Conso énergie : Effacement électrique une fausse bonne pratique

Par Michel Gay.

La coupure ou « l’effacement » d’appareils électriques à certains moments critiques (effacement électrique) permet de « lisser » les pointes de production préjudiciables au bon fonctionnement du réseau électrique. La nouveauté vient de la valorisation de cette absence de consommation qui enrichit des entreprises spécialisées dans ce commerce étonnant.

Le principe de l’effacement « diffus » est d’arrêter momentanément à distance une partie de la consommation électrique de particuliers. Par exemple, pendant la pointe de consommation d’hiver entre 18h45 et 19h15, les radiateurs électriques et les chauffe-eau sont mis autoritairement à l’arrêt. Les kilowattheures  (kWh) non consommés à ce moment-là ne sont pas perdus : ils sont revendus sur le marché de l’électricité à RTE (Réseau de Transport d’Electricité) pour « soulager » la pointe de consommation et équilibrer le réseau. Cet artifice  permet de diminuer l’appel aux centrales au fioul et au gaz quand l’électricité est la plus chère en raison de la demande élevée.

Cet effacement consiste donc à revendre de l’électricité… non consommée par les ménages pendant un temps (moins d’une heure).

Ainsi, la société « Voltalis » par exemple, équipe gratuitement en boîtier des foyers de particuliers pour éteindre leurs radiateurs électriques et leur chauffe-eau. Cette société est présidée par Pâris Mouratoglou qui a fait fortune grâce aux tarifs d’achats très largement subventionnés du photovoltaïque depuis 2009, dans des conditions qui intriguent la justice. Sa société a déjà investi 100 millions d’euros pour la mise en place de ce système tortueux et déployé un lobbying insistant pour donner une image économique et écologique… mais il y a un « hic ».

La quantité d’énergie non utilisée pendant l’effacement n’est que différée. Elle sera  tout de même consommée ensuite (hors période de pointe) pour remonter la température du chauffe-eau et du logement, bien que Voltalis déclare1 : « notre boîtier fait baisser la consommation et c’est pour ça que nous existons ». Des affirmations que le député François Brottes est prêt à diffuser2: « l’effacement diffus génère de vraies économies d’énergies ». Pourtant, l’Autorité de la concurrence{3. ibid.] a conclu en décembre 2013 qu’il n’était pas pertinent  de subventionner les effacements : « Il apparaît que le lien entre effacement de consommation et économies d’énergie n’est pas clairement démontré. »

## [Documents]
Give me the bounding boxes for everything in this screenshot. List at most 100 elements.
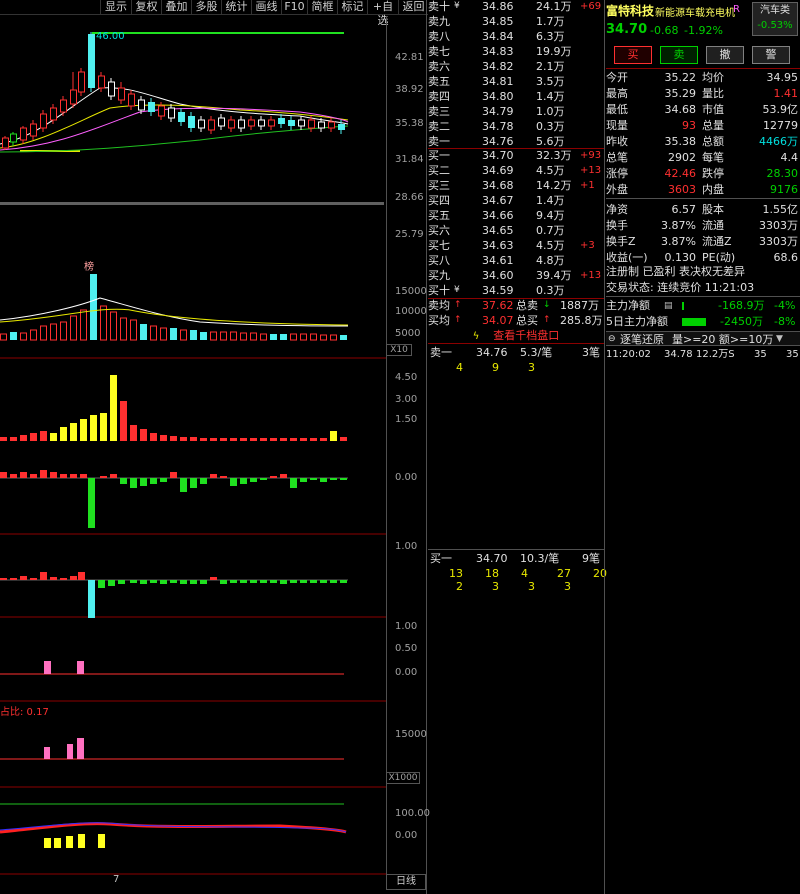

## [Consignes]
a - Pour chaque affirmation, indiquez par oui ou non si elle est conforme au texte sur l’effacement électrique, en citant mot pour mot les mots qui le montrent. (i) Les kilowattheures non consommés pendant l’effacement sont revendus à RTE. (ii) Voltalis fait payer son boîtier aux foyers qu’elle équipe. (iii) L’énergie non utilisée pendant l’effacement est économisée pour de bon.
b - D’après le texte sur l’effacement électrique, quelle somme la société de Pâris Mouratoglou a-t-elle déjà investie pour mettre en place ce système ?

## [Réponses]
a -
(i) Oui : « ils sont revendus sur le marché de l’électricité à RTE (Réseau de Transport d’Electricité) »
(ii) Non : « équipe gratuitement en boîtier des foyers de particuliers »
(iii) Non : « La quantité d’énergie non utilisée pendant l’effacement n’est que différée. »

b - 100 millions d’euros.